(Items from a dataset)
^^^^
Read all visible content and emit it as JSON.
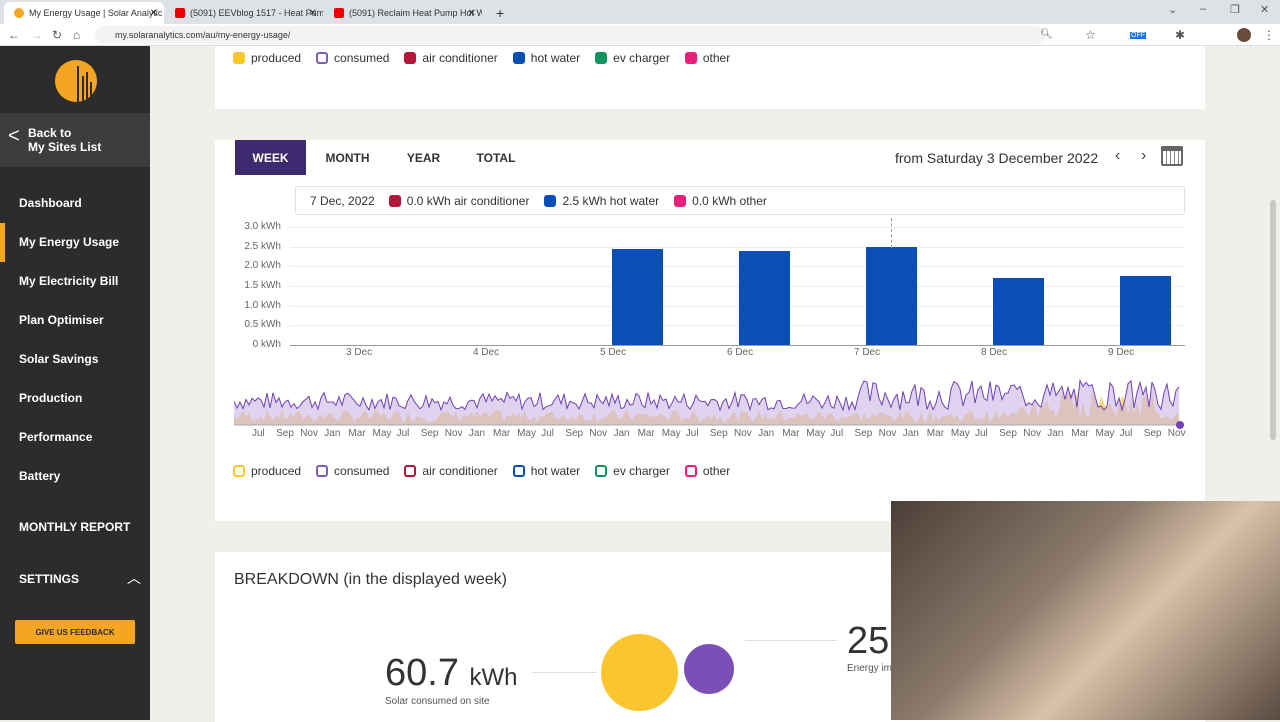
{
  "browser": {
    "tabs": [
      {
        "title": "My Energy Usage | Solar Analytic",
        "icon": "solar-icon"
      },
      {
        "title": "(5091) EEVblog 1517 - Heat Pum",
        "icon": "youtube-icon"
      },
      {
        "title": "(5091) Reclaim Heat Pump Hot W",
        "icon": "youtube-icon"
      }
    ],
    "url": "my.solaranalytics.com/au/my-energy-usage/",
    "new_tab": "+",
    "close": "✕",
    "extension_badge": "OFF"
  },
  "sidebar": {
    "back": [
      "Back to",
      "My Sites List"
    ],
    "items": [
      {
        "label": "Dashboard"
      },
      {
        "label": "My Energy Usage",
        "active": true
      },
      {
        "label": "My Electricity Bill"
      },
      {
        "label": "Plan Optimiser"
      },
      {
        "label": "Solar Savings"
      },
      {
        "label": "Production"
      },
      {
        "label": "Performance"
      },
      {
        "label": "Battery"
      }
    ],
    "monthly_report": "MONTHLY REPORT",
    "settings": "SETTINGS",
    "feedback": "GIVE US FEEDBACK"
  },
  "legend": [
    {
      "label": "produced",
      "color": "#f7c631"
    },
    {
      "label": "consumed",
      "color": "#7a5fb0"
    },
    {
      "label": "air conditioner",
      "color": "#b5163a"
    },
    {
      "label": "hot water",
      "color": "#0a4fb3"
    },
    {
      "label": "ev charger",
      "color": "#13935f"
    },
    {
      "label": "other",
      "color": "#ea1e7c"
    }
  ],
  "period_tabs": [
    {
      "label": "WEEK",
      "active": true
    },
    {
      "label": "MONTH"
    },
    {
      "label": "YEAR"
    },
    {
      "label": "TOTAL"
    }
  ],
  "date_range": "from Saturday 3 December 2022",
  "tooltip": {
    "date": "7 Dec, 2022",
    "items": [
      {
        "label": "0.0 kWh air conditioner",
        "color": "#b5163a"
      },
      {
        "label": "2.5 kWh hot water",
        "color": "#0a4fb3"
      },
      {
        "label": "0.0 kWh other",
        "color": "#ea1e7c"
      }
    ]
  },
  "chart_data": {
    "type": "bar",
    "categories": [
      "3 Dec",
      "4 Dec",
      "5 Dec",
      "6 Dec",
      "7 Dec",
      "8 Dec",
      "9 Dec"
    ],
    "series": [
      {
        "name": "hot water",
        "values": [
          0,
          0,
          2.45,
          2.4,
          2.5,
          1.7,
          1.75
        ],
        "color": "#0a4fb3"
      }
    ],
    "yticks": [
      "0 kWh",
      "0.5 kWh",
      "1.0 kWh",
      "1.5 kWh",
      "2.0 kWh",
      "2.5 kWh",
      "3.0 kWh"
    ],
    "ylim": [
      0,
      3
    ],
    "grid": true
  },
  "overview": {
    "months": [
      "Jul",
      "Sep",
      "Nov",
      "Jan",
      "Mar",
      "May",
      "Jul",
      "Sep",
      "Nov",
      "Jan",
      "Mar",
      "May",
      "Jul",
      "Sep",
      "Nov",
      "Jan",
      "Mar",
      "May",
      "Jul",
      "Sep",
      "Nov",
      "Jan",
      "Mar",
      "May",
      "Jul",
      "Sep",
      "Nov",
      "Jan",
      "Mar",
      "May",
      "Jul",
      "Sep",
      "Nov",
      "Jan",
      "Mar",
      "May",
      "Jul",
      "Sep",
      "Nov"
    ]
  },
  "breakdown": {
    "title": "BREAKDOWN (in the displayed week)",
    "solar_value": "60.7",
    "solar_unit": "kWh",
    "solar_label": "Solar consumed on site",
    "import_value": "25",
    "import_label": "Energy im"
  }
}
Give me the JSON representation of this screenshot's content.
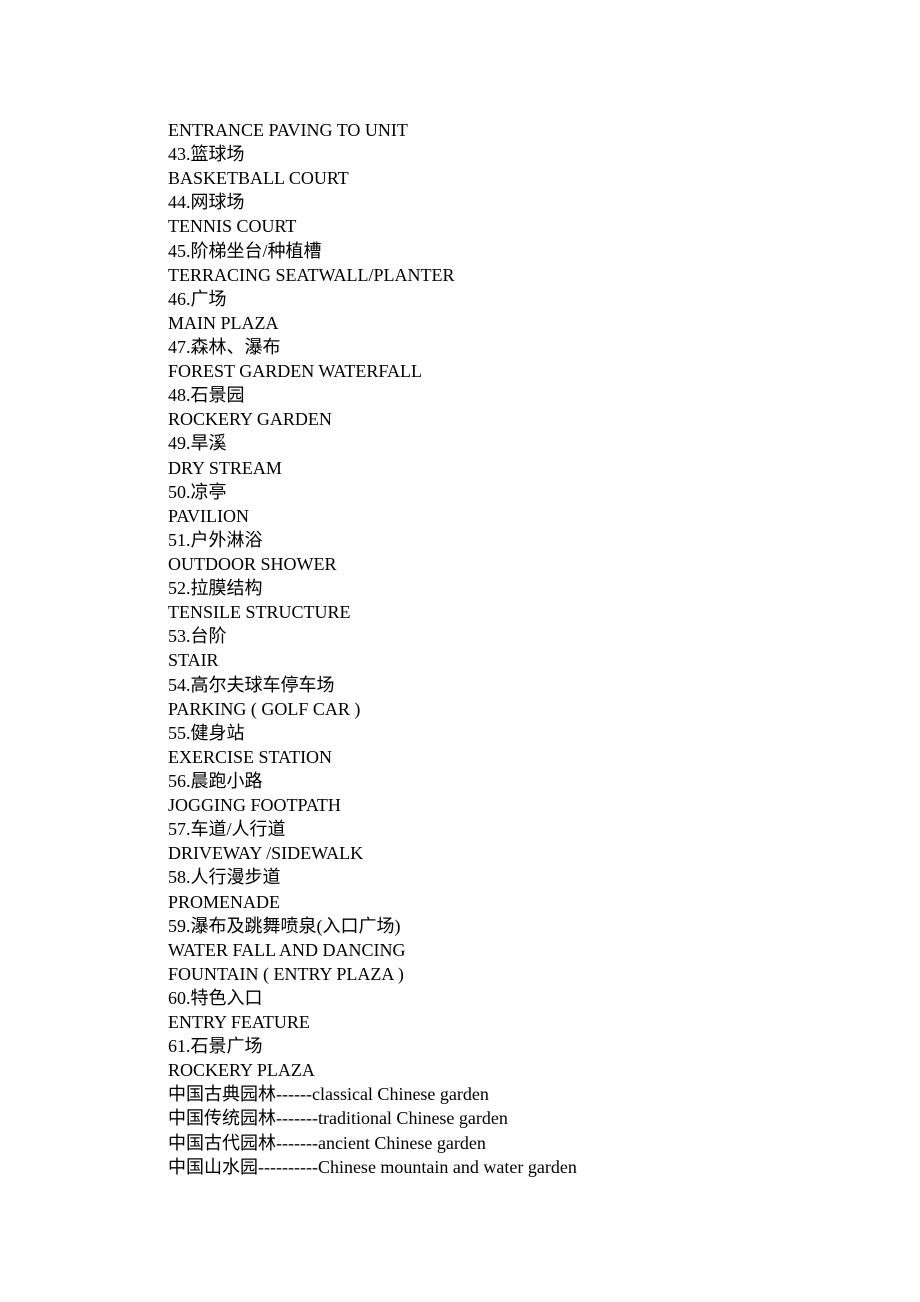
{
  "lines": [
    "ENTRANCE PAVING TO UNIT",
    "43.篮球场",
    "BASKETBALL COURT",
    "44.网球场",
    "TENNIS COURT",
    "45.阶梯坐台/种植槽",
    "TERRACING SEATWALL/PLANTER",
    "46.广场",
    "MAIN PLAZA",
    "47.森林、瀑布",
    "FOREST GARDEN WATERFALL",
    "48.石景园",
    "ROCKERY GARDEN",
    "49.旱溪",
    "DRY STREAM",
    "50.凉亭",
    "PAVILION",
    "51.户外淋浴",
    "OUTDOOR SHOWER",
    "52.拉膜结构",
    "TENSILE STRUCTURE",
    "53.台阶",
    "STAIR",
    "54.高尔夫球车停车场",
    "PARKING ( GOLF CAR )",
    "55.健身站",
    "EXERCISE STATION",
    "56.晨跑小路",
    "JOGGING FOOTPATH",
    "57.车道/人行道",
    "DRIVEWAY /SIDEWALK",
    "58.人行漫步道",
    "PROMENADE",
    "59.瀑布及跳舞喷泉(入口广场)",
    "WATER FALL AND DANCING",
    "FOUNTAIN ( ENTRY PLAZA )",
    "60.特色入口",
    "ENTRY FEATURE",
    "61.石景广场",
    "ROCKERY PLAZA",
    "中国古典园林------classical Chinese garden",
    "中国传统园林-------traditional Chinese garden",
    "中国古代园林-------ancient Chinese garden",
    "中国山水园----------Chinese mountain and water garden"
  ]
}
^^^^
Search the lines above for the string "content", then show every one that has it.

— Exercise output —
Read all visible content and emit it as JSON.
Give me the JSON representation of this screenshot's content.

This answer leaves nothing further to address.